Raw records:
-------------------------

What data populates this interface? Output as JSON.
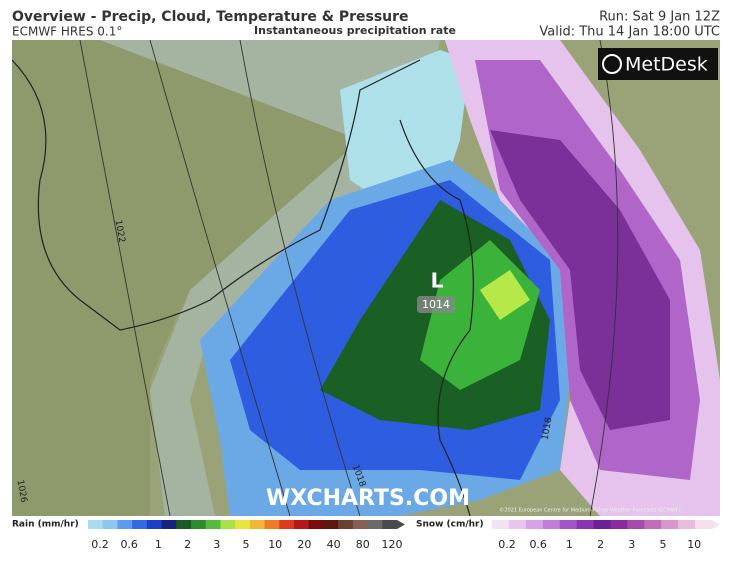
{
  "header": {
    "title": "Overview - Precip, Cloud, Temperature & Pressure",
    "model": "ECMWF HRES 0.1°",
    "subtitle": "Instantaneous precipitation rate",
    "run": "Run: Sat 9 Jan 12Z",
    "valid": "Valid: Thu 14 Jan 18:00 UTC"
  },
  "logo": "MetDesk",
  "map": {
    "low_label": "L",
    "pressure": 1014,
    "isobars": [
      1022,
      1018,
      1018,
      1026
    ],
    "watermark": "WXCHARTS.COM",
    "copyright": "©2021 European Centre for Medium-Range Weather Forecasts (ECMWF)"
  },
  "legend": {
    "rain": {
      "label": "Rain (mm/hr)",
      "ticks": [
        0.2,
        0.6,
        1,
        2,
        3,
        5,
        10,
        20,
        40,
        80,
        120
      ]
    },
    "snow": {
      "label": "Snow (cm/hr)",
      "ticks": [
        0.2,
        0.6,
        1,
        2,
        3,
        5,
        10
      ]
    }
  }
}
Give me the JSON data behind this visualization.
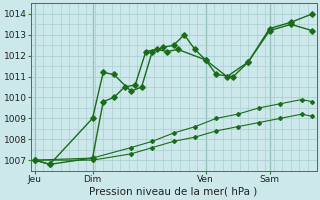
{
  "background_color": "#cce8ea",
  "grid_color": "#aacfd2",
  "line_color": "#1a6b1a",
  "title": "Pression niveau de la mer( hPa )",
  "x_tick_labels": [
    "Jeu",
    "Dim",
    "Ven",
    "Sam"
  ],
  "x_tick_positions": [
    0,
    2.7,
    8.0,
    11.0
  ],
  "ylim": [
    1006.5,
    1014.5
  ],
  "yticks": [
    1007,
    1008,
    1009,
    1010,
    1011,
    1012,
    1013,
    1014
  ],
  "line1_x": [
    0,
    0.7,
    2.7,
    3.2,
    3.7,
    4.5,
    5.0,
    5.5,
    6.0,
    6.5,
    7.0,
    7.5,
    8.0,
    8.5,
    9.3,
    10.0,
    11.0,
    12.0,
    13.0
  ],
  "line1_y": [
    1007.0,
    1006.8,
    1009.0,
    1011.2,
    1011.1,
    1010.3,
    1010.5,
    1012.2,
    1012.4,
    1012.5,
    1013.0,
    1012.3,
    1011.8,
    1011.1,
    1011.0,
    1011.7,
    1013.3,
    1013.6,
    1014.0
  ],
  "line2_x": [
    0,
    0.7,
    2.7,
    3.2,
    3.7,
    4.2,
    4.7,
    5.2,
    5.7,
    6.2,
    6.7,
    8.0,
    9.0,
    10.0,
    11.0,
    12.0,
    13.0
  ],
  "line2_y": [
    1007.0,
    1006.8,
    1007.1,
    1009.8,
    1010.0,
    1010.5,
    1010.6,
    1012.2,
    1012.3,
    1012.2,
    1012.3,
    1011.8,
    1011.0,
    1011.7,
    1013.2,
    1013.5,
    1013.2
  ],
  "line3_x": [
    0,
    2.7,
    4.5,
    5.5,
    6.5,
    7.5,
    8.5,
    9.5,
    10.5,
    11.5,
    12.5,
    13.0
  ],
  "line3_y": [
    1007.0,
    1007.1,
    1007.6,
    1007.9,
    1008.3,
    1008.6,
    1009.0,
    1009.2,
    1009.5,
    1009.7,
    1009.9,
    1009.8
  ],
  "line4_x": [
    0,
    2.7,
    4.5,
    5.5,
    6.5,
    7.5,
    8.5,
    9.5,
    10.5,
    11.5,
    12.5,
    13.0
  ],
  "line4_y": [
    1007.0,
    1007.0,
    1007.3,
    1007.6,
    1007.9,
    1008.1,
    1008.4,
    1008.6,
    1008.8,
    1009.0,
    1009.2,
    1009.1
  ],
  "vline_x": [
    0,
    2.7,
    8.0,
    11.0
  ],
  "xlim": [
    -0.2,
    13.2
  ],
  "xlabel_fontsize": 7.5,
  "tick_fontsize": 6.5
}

-------------------------

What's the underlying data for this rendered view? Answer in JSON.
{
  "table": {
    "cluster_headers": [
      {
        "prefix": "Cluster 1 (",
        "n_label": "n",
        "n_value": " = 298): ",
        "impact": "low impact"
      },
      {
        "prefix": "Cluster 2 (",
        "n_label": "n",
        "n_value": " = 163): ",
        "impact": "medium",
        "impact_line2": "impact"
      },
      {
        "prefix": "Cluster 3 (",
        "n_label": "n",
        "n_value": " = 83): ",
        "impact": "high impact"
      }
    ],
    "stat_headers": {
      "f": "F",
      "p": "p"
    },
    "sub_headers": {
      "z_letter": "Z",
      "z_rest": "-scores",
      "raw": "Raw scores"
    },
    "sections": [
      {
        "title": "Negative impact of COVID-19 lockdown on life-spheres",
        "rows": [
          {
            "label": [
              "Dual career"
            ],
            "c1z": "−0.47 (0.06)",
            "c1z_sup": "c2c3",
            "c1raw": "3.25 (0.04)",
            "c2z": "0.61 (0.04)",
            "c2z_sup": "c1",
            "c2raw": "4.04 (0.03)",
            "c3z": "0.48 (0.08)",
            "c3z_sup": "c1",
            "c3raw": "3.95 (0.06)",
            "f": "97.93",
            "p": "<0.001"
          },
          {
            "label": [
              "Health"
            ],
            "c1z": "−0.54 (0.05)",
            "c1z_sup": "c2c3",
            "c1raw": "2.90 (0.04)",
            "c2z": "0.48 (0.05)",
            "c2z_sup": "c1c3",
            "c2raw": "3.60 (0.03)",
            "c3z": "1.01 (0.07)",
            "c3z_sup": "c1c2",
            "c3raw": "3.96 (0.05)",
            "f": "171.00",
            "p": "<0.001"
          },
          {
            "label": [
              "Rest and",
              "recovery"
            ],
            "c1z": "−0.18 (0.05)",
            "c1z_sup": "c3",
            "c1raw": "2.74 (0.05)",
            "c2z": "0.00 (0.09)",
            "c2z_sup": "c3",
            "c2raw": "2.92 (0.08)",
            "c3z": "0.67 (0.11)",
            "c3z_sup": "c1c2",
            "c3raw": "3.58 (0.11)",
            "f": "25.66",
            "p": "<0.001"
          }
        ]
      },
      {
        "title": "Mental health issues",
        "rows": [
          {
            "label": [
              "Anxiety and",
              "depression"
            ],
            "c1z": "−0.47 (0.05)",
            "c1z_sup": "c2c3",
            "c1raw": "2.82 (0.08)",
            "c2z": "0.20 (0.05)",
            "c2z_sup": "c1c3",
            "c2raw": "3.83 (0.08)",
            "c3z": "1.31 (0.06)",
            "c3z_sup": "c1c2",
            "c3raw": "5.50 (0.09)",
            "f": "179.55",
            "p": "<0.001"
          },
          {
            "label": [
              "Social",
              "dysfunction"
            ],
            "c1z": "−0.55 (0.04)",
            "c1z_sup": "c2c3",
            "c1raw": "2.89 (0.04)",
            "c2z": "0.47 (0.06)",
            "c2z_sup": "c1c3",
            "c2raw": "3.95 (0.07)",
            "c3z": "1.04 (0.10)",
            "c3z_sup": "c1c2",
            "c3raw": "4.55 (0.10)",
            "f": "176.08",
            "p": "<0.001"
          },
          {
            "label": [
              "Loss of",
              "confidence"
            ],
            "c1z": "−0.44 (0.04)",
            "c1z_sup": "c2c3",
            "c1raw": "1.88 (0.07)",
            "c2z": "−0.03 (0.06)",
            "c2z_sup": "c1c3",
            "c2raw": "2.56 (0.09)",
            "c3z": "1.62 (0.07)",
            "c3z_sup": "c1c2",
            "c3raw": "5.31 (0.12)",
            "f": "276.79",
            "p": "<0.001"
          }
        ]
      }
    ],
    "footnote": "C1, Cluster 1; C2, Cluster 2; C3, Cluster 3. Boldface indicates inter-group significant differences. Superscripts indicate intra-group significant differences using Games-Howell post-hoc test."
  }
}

-------------------------

> [Exercise goal]:
Reply with only the number of lines in the entries that contain the word "data".

> [Final result]:
3